→ REQUEST
Print the line that contains "Read this page and output its text content." and every line after it through the last line of the records below, exactly as written and nothing else.

→ PROVIDED ENTRIES
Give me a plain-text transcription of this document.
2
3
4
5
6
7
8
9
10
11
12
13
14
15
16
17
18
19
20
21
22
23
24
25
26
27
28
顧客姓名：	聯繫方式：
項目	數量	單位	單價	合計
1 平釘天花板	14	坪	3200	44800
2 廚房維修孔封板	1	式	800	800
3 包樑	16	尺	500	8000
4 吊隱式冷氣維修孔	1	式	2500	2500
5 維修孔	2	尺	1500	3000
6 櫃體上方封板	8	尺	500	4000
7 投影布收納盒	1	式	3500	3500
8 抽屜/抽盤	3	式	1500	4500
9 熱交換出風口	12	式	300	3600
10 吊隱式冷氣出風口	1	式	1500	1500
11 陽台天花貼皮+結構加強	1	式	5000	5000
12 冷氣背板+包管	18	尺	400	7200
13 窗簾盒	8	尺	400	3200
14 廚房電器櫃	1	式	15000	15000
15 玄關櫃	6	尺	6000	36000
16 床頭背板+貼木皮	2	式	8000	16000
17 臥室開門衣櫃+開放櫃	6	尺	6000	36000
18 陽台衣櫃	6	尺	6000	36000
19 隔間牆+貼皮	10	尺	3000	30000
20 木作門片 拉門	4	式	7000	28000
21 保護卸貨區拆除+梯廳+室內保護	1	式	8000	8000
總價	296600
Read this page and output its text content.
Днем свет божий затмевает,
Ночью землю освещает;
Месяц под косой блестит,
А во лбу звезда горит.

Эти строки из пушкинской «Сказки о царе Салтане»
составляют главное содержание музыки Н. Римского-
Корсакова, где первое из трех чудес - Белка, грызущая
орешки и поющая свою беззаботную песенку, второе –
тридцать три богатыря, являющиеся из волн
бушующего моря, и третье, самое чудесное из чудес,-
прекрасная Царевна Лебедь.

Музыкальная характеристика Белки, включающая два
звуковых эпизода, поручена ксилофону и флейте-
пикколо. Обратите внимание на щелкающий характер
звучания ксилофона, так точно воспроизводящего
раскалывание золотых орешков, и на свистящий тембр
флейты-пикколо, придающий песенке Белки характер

→ RESULT
Read this page and output its text content.
Днем свет божий затмевает,
Ночью землю освещает;
Месяц под косой блестит,
А во лбу звезда горит.

Эти строки из пушкинской «Сказки о царе Салтане»
составляют главное содержание музыки Н. Римского-
Корсакова, где первое из трех чудес - Белка, грызущая
орешки и поющая свою беззаботную песенку, второе –
тридцать три богатыря, являющиеся из волн
бушующего моря, и третье, самое чудесное из чудес,-
прекрасная Царевна Лебедь.

Музыкальная характеристика Белки, включающая два
звуковых эпизода, поручена ксилофону и флейте-
пикколо. Обратите внимание на щелкающий характер
звучания ксилофона, так точно воспроизводящего
раскалывание золотых орешков, и на свистящий тембр
флейты-пикколо, придающий песенке Белки характер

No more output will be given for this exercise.